> Raw data
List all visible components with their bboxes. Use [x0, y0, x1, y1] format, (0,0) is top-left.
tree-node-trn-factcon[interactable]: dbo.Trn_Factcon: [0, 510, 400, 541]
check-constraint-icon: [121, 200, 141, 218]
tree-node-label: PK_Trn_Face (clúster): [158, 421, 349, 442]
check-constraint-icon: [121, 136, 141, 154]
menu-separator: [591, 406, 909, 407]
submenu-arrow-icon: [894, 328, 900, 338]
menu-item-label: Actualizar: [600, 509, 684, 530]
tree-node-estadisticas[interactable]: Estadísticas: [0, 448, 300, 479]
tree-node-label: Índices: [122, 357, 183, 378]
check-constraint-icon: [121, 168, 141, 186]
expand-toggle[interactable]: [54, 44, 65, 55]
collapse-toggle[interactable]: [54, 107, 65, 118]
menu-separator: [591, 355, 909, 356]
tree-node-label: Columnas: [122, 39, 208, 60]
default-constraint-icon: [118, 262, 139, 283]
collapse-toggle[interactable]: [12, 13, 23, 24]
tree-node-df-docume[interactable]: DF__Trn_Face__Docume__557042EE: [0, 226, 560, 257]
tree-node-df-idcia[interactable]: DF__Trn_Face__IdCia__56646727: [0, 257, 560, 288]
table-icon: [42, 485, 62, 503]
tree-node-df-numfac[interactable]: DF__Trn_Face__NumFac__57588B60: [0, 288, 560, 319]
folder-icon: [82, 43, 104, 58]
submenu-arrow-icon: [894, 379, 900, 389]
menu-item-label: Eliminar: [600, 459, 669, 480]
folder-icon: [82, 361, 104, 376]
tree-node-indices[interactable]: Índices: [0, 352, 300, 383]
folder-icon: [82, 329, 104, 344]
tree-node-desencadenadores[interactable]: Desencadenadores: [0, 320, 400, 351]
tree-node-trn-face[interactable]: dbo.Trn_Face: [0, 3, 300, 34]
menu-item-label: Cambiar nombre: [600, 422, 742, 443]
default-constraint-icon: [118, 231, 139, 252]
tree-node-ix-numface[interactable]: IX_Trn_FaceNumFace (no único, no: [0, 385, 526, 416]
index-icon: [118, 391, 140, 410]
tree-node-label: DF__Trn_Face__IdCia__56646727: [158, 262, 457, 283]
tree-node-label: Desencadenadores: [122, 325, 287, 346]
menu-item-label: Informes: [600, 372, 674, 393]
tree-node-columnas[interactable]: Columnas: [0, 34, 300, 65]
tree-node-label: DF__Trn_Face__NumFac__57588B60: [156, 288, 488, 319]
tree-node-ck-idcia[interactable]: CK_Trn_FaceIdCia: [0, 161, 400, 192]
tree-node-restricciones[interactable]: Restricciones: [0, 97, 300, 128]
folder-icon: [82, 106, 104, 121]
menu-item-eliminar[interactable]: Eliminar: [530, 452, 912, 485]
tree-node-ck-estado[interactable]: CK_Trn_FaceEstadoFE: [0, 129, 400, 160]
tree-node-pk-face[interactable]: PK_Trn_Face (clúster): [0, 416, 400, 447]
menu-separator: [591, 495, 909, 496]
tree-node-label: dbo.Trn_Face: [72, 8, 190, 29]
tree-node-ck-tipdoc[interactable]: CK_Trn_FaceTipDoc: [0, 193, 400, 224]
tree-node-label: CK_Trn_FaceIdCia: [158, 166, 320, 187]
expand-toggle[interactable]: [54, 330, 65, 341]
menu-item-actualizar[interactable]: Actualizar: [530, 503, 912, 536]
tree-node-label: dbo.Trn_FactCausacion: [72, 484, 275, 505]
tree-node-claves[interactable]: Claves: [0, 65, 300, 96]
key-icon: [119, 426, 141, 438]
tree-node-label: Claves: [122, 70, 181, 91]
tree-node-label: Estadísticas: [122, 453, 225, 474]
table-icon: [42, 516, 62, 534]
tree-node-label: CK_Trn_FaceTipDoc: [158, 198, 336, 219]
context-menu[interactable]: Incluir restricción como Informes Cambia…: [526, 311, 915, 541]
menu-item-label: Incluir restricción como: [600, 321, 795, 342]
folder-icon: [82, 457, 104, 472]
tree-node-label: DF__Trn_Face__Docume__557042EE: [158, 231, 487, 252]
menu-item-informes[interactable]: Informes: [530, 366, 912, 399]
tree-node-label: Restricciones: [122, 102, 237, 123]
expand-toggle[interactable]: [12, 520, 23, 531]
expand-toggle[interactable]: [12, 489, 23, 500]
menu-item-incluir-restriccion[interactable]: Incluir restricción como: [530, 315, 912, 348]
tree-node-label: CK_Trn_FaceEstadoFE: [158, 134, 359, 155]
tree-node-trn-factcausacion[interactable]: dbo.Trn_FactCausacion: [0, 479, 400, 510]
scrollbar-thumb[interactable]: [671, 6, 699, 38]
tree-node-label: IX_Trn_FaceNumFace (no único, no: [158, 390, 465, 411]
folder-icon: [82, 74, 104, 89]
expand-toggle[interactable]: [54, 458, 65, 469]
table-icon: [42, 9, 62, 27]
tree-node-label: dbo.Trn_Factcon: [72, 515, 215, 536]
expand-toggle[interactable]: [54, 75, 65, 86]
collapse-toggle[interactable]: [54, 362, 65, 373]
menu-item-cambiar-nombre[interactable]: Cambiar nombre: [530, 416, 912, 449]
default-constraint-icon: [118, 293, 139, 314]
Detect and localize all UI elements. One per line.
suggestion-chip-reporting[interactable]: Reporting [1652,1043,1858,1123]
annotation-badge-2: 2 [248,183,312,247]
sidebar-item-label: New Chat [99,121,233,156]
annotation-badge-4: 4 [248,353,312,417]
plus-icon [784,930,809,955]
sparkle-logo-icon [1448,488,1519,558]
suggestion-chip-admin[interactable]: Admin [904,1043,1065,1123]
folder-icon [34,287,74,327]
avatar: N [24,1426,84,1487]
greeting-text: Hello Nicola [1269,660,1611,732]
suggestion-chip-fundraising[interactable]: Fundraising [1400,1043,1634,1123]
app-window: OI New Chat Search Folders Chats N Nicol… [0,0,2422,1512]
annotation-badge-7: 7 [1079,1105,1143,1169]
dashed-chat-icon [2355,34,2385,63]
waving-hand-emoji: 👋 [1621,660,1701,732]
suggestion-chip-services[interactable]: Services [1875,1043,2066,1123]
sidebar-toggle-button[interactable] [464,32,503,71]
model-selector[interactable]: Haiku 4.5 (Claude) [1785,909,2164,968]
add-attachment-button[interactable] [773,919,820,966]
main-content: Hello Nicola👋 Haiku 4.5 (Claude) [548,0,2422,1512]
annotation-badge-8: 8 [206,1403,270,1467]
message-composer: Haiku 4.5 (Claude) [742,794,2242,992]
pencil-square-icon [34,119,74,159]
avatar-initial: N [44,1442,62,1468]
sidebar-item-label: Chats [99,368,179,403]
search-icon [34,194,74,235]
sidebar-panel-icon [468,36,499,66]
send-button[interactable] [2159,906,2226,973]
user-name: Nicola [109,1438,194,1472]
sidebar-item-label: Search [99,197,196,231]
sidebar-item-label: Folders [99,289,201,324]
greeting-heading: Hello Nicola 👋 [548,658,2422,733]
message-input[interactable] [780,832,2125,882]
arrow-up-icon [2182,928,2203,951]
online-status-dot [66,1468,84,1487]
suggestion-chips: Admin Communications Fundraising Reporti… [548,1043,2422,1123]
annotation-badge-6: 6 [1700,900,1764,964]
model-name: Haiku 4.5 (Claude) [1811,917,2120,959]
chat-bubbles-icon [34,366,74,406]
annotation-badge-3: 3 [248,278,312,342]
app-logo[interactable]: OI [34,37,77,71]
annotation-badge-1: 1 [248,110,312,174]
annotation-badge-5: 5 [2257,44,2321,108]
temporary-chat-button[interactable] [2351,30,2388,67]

> What is asked
Can you return this material line for line, with no changes at all?

> Written answer
List all visible components with their bboxes. Use [x0, y0, x1, y1] format, (0,0) is top-left.
tree-node-trn-factcon[interactable]: dbo.Trn_Factcon: [0, 510, 400, 541]
check-constraint-icon: [121, 200, 141, 218]
tree-node-label: PK_Trn_Face (clúster): [158, 421, 349, 442]
check-constraint-icon: [121, 136, 141, 154]
menu-separator: [591, 406, 909, 407]
submenu-arrow-icon: [894, 328, 900, 338]
menu-item-label: Actualizar: [600, 509, 684, 530]
tree-node-estadisticas[interactable]: Estadísticas: [0, 448, 300, 479]
tree-node-label: Índices: [122, 357, 183, 378]
check-constraint-icon: [121, 168, 141, 186]
expand-toggle[interactable]: [54, 44, 65, 55]
collapse-toggle[interactable]: [54, 107, 65, 118]
menu-separator: [591, 355, 909, 356]
tree-node-label: Columnas: [122, 39, 208, 60]
default-constraint-icon: [118, 262, 139, 283]
collapse-toggle[interactable]: [12, 13, 23, 24]
tree-node-df-docume[interactable]: DF__Trn_Face__Docume__557042EE: [0, 226, 560, 257]
tree-node-df-idcia[interactable]: DF__Trn_Face__IdCia__56646727: [0, 257, 560, 288]
table-icon: [42, 485, 62, 503]
tree-node-df-numfac[interactable]: DF__Trn_Face__NumFac__57588B60: [0, 288, 560, 319]
folder-icon: [82, 43, 104, 58]
submenu-arrow-icon: [894, 379, 900, 389]
menu-item-label: Eliminar: [600, 459, 669, 480]
folder-icon: [82, 361, 104, 376]
tree-node-indices[interactable]: Índices: [0, 352, 300, 383]
folder-icon: [82, 329, 104, 344]
tree-node-desencadenadores[interactable]: Desencadenadores: [0, 320, 400, 351]
tree-node-trn-face[interactable]: dbo.Trn_Face: [0, 3, 300, 34]
menu-item-label: Cambiar nombre: [600, 422, 742, 443]
default-constraint-icon: [118, 231, 139, 252]
tree-node-ix-numface[interactable]: IX_Trn_FaceNumFace (no único, no: [0, 385, 526, 416]
index-icon: [118, 391, 140, 410]
tree-node-label: DF__Trn_Face__IdCia__56646727: [158, 262, 457, 283]
tree-node-label: Desencadenadores: [122, 325, 287, 346]
menu-item-label: Informes: [600, 372, 674, 393]
tree-node-columnas[interactable]: Columnas: [0, 34, 300, 65]
tree-node-label: DF__Trn_Face__NumFac__57588B60: [156, 288, 488, 319]
tree-node-ck-idcia[interactable]: CK_Trn_FaceIdCia: [0, 161, 400, 192]
tree-node-restricciones[interactable]: Restricciones: [0, 97, 300, 128]
folder-icon: [82, 106, 104, 121]
menu-item-eliminar[interactable]: Eliminar: [530, 452, 912, 485]
tree-node-ck-estado[interactable]: CK_Trn_FaceEstadoFE: [0, 129, 400, 160]
tree-node-pk-face[interactable]: PK_Trn_Face (clúster): [0, 416, 400, 447]
menu-separator: [591, 495, 909, 496]
tree-node-label: dbo.Trn_Face: [72, 8, 190, 29]
tree-node-ck-tipdoc[interactable]: CK_Trn_FaceTipDoc: [0, 193, 400, 224]
tree-node-label: CK_Trn_FaceIdCia: [158, 166, 320, 187]
expand-toggle[interactable]: [54, 330, 65, 341]
menu-item-actualizar[interactable]: Actualizar: [530, 503, 912, 536]
tree-node-label: dbo.Trn_FactCausacion: [72, 484, 275, 505]
tree-node-claves[interactable]: Claves: [0, 65, 300, 96]
key-icon: [119, 426, 141, 438]
tree-node-label: Claves: [122, 70, 181, 91]
tree-node-label: Estadísticas: [122, 453, 225, 474]
table-icon: [42, 516, 62, 534]
tree-node-label: CK_Trn_FaceTipDoc: [158, 198, 336, 219]
context-menu[interactable]: Incluir restricción como Informes Cambia…: [526, 311, 915, 541]
menu-item-label: Incluir restricción como: [600, 321, 795, 342]
folder-icon: [82, 457, 104, 472]
tree-node-label: DF__Trn_Face__Docume__557042EE: [158, 231, 487, 252]
menu-item-informes[interactable]: Informes: [530, 366, 912, 399]
tree-node-label: Restricciones: [122, 102, 237, 123]
expand-toggle[interactable]: [12, 520, 23, 531]
expand-toggle[interactable]: [12, 489, 23, 500]
menu-item-incluir-restriccion[interactable]: Incluir restricción como: [530, 315, 912, 348]
tree-node-label: CK_Trn_FaceEstadoFE: [158, 134, 359, 155]
tree-node-trn-factcausacion[interactable]: dbo.Trn_FactCausacion: [0, 479, 400, 510]
scrollbar-thumb[interactable]: [671, 6, 699, 38]
tree-node-label: IX_Trn_FaceNumFace (no único, no: [158, 390, 465, 411]
folder-icon: [82, 74, 104, 89]
expand-toggle[interactable]: [54, 458, 65, 469]
table-icon: [42, 9, 62, 27]
tree-node-label: dbo.Trn_Factcon: [72, 515, 215, 536]
expand-toggle[interactable]: [54, 75, 65, 86]
collapse-toggle[interactable]: [54, 362, 65, 373]
menu-item-cambiar-nombre[interactable]: Cambiar nombre: [530, 416, 912, 449]
default-constraint-icon: [118, 293, 139, 314]
Detect and localize all UI elements. One per line.
suggestion-chip-reporting[interactable]: Reporting [1652,1043,1858,1123]
annotation-badge-2: 2 [248,183,312,247]
sidebar-item-label: New Chat [99,121,233,156]
annotation-badge-4: 4 [248,353,312,417]
plus-icon [784,930,809,955]
sparkle-logo-icon [1448,488,1519,558]
suggestion-chip-admin[interactable]: Admin [904,1043,1065,1123]
folder-icon [34,287,74,327]
avatar: N [24,1426,84,1487]
greeting-text: Hello Nicola [1269,660,1611,732]
suggestion-chip-fundraising[interactable]: Fundraising [1400,1043,1634,1123]
app-window: OI New Chat Search Folders Chats N Nicol… [0,0,2422,1512]
annotation-badge-7: 7 [1079,1105,1143,1169]
dashed-chat-icon [2355,34,2385,63]
waving-hand-emoji: 👋 [1621,660,1701,732]
suggestion-chip-services[interactable]: Services [1875,1043,2066,1123]
sidebar-toggle-button[interactable] [464,32,503,71]
model-selector[interactable]: Haiku 4.5 (Claude) [1785,909,2164,968]
add-attachment-button[interactable] [773,919,820,966]
main-content: Hello Nicola👋 Haiku 4.5 (Claude) [548,0,2422,1512]
annotation-badge-8: 8 [206,1403,270,1467]
message-composer: Haiku 4.5 (Claude) [742,794,2242,992]
pencil-square-icon [34,119,74,159]
avatar-initial: N [44,1442,62,1468]
sidebar-item-label: Chats [99,368,179,403]
search-icon [34,194,74,235]
sidebar-panel-icon [468,36,499,66]
send-button[interactable] [2159,906,2226,973]
user-name: Nicola [109,1438,194,1472]
sidebar-item-label: Search [99,197,196,231]
sidebar-item-label: Folders [99,289,201,324]
greeting-heading: Hello Nicola 👋 [548,658,2422,733]
message-input[interactable] [780,832,2125,882]
arrow-up-icon [2182,928,2203,951]
online-status-dot [66,1468,84,1487]
suggestion-chips: Admin Communications Fundraising Reporti… [548,1043,2422,1123]
annotation-badge-6: 6 [1700,900,1764,964]
model-name: Haiku 4.5 (Claude) [1811,917,2120,959]
chat-bubbles-icon [34,366,74,406]
annotation-badge-3: 3 [248,278,312,342]
app-logo[interactable]: OI [34,37,77,71]
annotation-badge-1: 1 [248,110,312,174]
annotation-badge-5: 5 [2257,44,2321,108]
temporary-chat-button[interactable] [2351,30,2388,67]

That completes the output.